+++ Stored rows
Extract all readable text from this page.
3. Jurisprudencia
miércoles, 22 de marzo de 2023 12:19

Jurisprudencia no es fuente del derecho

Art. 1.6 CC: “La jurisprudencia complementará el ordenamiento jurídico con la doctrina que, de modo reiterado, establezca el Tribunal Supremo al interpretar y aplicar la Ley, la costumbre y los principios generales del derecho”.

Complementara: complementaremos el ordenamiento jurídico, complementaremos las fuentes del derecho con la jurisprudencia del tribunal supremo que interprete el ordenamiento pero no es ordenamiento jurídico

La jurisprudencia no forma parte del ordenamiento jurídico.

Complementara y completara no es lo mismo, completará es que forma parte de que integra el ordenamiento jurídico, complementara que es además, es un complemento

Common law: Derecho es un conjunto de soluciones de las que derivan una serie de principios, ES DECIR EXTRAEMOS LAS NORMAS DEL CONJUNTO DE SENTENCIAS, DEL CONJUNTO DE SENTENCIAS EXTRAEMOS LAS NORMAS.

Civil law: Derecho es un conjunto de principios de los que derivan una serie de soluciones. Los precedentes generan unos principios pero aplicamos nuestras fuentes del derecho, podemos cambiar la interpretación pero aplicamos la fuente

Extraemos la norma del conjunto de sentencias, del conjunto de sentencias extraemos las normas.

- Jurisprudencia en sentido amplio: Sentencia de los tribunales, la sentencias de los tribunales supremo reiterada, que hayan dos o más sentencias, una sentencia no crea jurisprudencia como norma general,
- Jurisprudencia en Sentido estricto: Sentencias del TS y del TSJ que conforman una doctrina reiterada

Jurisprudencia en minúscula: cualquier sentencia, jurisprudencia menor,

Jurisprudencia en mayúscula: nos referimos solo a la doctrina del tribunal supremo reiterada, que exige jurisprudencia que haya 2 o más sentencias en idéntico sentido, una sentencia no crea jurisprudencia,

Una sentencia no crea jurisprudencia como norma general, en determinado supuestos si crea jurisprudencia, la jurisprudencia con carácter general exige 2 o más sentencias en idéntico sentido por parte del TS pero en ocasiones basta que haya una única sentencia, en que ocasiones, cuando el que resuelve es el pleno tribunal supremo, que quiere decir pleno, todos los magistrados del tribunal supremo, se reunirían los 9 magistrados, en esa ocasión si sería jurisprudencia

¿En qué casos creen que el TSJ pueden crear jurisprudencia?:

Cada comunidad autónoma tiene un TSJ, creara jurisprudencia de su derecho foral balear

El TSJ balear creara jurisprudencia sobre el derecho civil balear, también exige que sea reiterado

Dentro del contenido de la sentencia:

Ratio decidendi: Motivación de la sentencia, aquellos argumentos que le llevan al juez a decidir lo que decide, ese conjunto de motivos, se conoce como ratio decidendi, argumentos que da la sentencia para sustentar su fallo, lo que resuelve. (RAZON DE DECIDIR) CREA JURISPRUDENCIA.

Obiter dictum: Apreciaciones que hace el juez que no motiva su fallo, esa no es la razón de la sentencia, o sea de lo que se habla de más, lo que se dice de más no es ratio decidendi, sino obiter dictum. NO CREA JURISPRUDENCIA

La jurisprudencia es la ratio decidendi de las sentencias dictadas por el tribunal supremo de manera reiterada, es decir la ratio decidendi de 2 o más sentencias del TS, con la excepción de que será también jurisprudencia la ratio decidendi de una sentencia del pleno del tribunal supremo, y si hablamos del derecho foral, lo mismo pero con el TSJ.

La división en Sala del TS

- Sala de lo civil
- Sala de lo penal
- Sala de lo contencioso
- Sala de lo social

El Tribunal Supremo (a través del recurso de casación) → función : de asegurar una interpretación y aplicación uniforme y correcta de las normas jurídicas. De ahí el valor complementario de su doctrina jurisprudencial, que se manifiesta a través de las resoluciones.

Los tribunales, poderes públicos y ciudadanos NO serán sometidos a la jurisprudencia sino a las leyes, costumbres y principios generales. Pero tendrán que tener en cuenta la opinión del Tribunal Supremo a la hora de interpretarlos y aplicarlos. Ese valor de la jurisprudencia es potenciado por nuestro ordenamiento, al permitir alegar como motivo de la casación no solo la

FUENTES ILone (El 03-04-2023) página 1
++++++
→ What to work on
Which lines hold the word "ratio"? Return all of them from the records above.

→ Correct response
Ratio decidendi: Motivación de la sentencia, aquellos argumentos que le llevan al juez a decidir lo que decide, ese conjunto de motivos, se conoce como ratio decidendi, argumentos que da la sentencia para sustentar su fallo, lo que resuelve. (RAZON DE DECIDIR) CREA JURISPRUDENCIA.
Obiter dictum: Apreciaciones que hace el juez que no motiva su fallo, esa no es la razón de la sentencia, o sea de lo que se habla de más, lo que se dice de más no es ratio decidendi, sino obiter dictum. NO CREA JURISPRUDENCIA
La jurisprudencia es la ratio decidendi de las sentencias dictadas por el tribunal supremo de manera reiterada, es decir la ratio decidendi de 2 o más sentencias del TS, con la excepción de que será también jurisprudencia la ratio decidendi de una sentencia del pleno del tribunal supremo, y si hablamos del derecho foral, lo mismo pero con el TSJ.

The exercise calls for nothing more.